_Reading text:_
>>>>
Multivariable Cox Regression Analysis Model for Pressure Ulcer Risk Factors
Volatility in Friction and Shear Is Predictive of HAPU Development
A ROC curve was calculated for the Braden score upon admission with the area under the curve being 0.865 (CI, 0.847–0.882) (Fig. 1). Using the standard cut-off for the Braden score for high risk of pressure ulcer development of 18, the sensitivity was 0.35 and the specificity was 0.10. The ROC curve was also calculated for the volatility of the friction and shear component, and the area under the curve was 0.865 (CI, 0.847–0.882) (Fig. 2). An SD of friction and shear component >0.16 units predicts pressure ulcer development with a sensitivity of 0.922 and a specificity of 0.241.
Fig. 2.
ROC of SD of friction and shear. The SD of friction and shear is predictive of HAPU development as the area under the ROC curve is 0.865 (CI, 0.847–0.882).
Utilizing survival analysis, like the Cox regression analysis, prevents bias from differences in lengths of stay between HAPU and non-HAPU patients (about 28 days longer for HAPU patients than non-HAPU patients). The Cox regression analysis on the unified data set demonstrated the following statistically significant variables: volatility of the sensory score with a risk ratio of 2.103 (P < 0.01; CI, 1.246–3.55), volatility of the mobility score with a risk ratio of 0.516 (P = 0.02; CI, 0.291–0.917), and volatility of the friction and shear score with a risk ratio of 28.596 (P < 0.01; CI, 14.494–56.417) (Table 5). Stratifying the patients into high and low risk changed the results of the Cox regression analysis. In patients deemed low risk (Braden score >18), the statistically significant factor is the volatility of the friction and shear component with a risk ratio of 62.5 (P < 0.01; CI, 25.41–153.91) [see table, Supplemental Digital Content 3, which displays the Multivariable Cox Regression Analysis Model for Pressure Ulcer Risk Factors risk stratified to be low risk on admission (Braden score >18), http://links.lww.com/PRSGO/A984].
Table 5.
Braden Score (and Subparts) at the Day of Admission and Day of Ulcer Formation
In patients deemed high risk (Braden score ≤18), the statistically significant factors are volatility of the friction and shear component with a risk ratio of 6.39 (P < 0.01; CI, 2.46–16.62), volatility of the mobility component with a risk ratio of 0.42 (P < 0.02; CI, 0.202–0.881), and volatility of the activity component with a risk ratio of 0.453 (P < 0.01; CI, 0.283–0.726) [see table, Supplemental Digital Content 4, which displays the Multivariable Cox Regression Analysis Model for Pressure Ulcer Risk Factors risk stratified to be high risk on admission (Braden score ≤18), http://links.lww.com/PRSGO/A985].
<<<<
_Stored data:_
>>>>
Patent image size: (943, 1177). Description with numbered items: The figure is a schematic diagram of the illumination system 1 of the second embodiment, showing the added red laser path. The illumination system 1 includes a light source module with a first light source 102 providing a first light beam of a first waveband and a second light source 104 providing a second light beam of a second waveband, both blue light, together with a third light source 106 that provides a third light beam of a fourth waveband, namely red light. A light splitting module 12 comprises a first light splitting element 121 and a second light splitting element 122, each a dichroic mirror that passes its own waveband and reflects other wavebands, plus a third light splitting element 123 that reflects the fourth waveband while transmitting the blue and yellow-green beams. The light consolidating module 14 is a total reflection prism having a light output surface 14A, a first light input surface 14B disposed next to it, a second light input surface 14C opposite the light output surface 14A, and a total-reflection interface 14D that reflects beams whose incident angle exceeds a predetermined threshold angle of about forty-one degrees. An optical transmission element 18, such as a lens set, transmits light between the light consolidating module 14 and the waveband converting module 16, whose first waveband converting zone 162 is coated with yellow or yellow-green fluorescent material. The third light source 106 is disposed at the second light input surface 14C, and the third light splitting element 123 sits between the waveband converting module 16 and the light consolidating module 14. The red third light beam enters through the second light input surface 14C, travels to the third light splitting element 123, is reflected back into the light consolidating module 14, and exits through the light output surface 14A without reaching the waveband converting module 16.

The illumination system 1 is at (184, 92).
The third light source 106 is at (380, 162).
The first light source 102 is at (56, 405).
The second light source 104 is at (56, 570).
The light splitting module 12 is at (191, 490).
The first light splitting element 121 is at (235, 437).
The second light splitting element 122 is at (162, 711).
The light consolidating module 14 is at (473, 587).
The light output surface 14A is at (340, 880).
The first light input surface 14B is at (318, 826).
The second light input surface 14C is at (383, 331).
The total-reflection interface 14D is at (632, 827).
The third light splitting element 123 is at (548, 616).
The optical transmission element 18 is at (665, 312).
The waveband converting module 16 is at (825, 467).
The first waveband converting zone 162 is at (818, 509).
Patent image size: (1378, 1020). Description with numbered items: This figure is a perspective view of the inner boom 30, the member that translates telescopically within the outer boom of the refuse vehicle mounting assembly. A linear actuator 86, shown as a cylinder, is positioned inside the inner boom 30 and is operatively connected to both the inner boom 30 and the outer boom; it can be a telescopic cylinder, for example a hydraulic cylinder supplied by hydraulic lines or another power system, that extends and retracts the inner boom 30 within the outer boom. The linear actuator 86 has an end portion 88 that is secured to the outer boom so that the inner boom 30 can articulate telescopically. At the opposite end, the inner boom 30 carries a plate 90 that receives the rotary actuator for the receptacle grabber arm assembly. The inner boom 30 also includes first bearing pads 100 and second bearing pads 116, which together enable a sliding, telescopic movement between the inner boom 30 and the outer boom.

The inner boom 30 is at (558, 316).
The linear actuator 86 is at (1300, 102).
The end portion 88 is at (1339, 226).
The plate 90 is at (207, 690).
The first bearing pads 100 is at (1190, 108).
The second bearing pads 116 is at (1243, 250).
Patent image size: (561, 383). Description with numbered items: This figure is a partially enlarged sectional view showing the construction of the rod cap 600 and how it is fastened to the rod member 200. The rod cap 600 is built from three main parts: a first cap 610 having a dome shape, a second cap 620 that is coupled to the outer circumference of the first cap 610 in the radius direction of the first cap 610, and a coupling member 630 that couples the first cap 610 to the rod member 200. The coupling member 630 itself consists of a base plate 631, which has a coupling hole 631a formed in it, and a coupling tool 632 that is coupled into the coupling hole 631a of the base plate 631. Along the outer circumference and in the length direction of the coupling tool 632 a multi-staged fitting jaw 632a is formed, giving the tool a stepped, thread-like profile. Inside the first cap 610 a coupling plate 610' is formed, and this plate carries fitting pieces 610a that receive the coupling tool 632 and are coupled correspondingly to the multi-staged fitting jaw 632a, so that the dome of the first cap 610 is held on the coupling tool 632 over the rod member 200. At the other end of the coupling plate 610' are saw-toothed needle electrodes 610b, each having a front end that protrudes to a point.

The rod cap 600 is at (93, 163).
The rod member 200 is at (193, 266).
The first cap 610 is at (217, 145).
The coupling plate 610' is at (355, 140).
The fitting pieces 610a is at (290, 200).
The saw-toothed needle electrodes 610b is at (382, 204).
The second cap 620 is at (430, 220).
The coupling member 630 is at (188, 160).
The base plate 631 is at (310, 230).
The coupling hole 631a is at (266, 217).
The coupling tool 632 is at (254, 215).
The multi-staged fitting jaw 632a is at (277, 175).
<<<<
_Explore the material:_
**a.** How would you render this sentence from the pressure ulcer text in Spanish: "Stratifying the patients into high and low risk changed the results of the Cox regression analysis."
**b.** Can you pick up the pressure ulcer text after its last sentence and continue it?
These records have no connection to the pressure ulcer text.

_Results of the tasks:_
**a.** Estratificar a los pacientes en riesgo alto y bajo cambió los resultados del análisis de regresión de Cox.

**b.**
DISCUSSION
It is common practice for Braden scores to be assessed by nurses and certified nursing assistants. Despite high-quality training, the documentation of HAPU risk remains inherently subjective; however, to our knowledge, this study is one of the first that looks at how these assessments are used in actual clinical practice over a large number of admissions and their relationship to actual HAPU development.
The admission Braden score is not predictive of HAPU development as the Cox regression analysis does not indicate the Braden score on admission to be a statistically significant variable (P = 0.17; CI, 0.924–1.014) and the area under the ROC curve was low at 0.163 (CI, 0.141–0.185) (Fig. 1). This is probably due to proper risk stratification and appropriate nurse intervention in response to the initial Braden score calculated at the time of admission. At the cut-off score of 18, the sensitivity and specificity of the Braden score upon admission are relatively low with the sensitivity and specificity being 0.35 and 0.10, respectively. In comparison, an initial clinical trial of the Braden score (using a cut-off score 18) had a reported sensitivity and specificity of 0.92 and 0.39, respectively.6
The SD, as a measure of volatility, was used to track changes in a given patients’ status over the course of a given hospital stay. Metrics indicating the SD, or volatility, have been commonly used in other settings to track overall status of stocks and investment portfolios over time and assist with decision-making, so we applied a similar data analysis approach for this study.11,12 Increased volatility in the friction and shear component of the Braden score demonstrates an increased risk of HAPUs with a risk ratio of 28.6 for all patients in the study. This signifies that a change of 1 point in the SD of friction and shear component increased the association of the development of HAPUs by almost 29-fold. The predictive ability of the volatility of friction and shear applied to both high- and low-risk patients as shown by the risk ratio of 62.5 and 6.4, respectively (P < 0.01). Previous studies have demonstrated how predictive the admission Braden score can be and that admission friction and shear has a similar predictive ability with a similar ROC curve.13 However, these previous studies did not account for the impact of clinical intervention to prevent HAPUs. The current study is the first to do so and address the impact of volatility in HAPU metrics for the course of a hospital admission.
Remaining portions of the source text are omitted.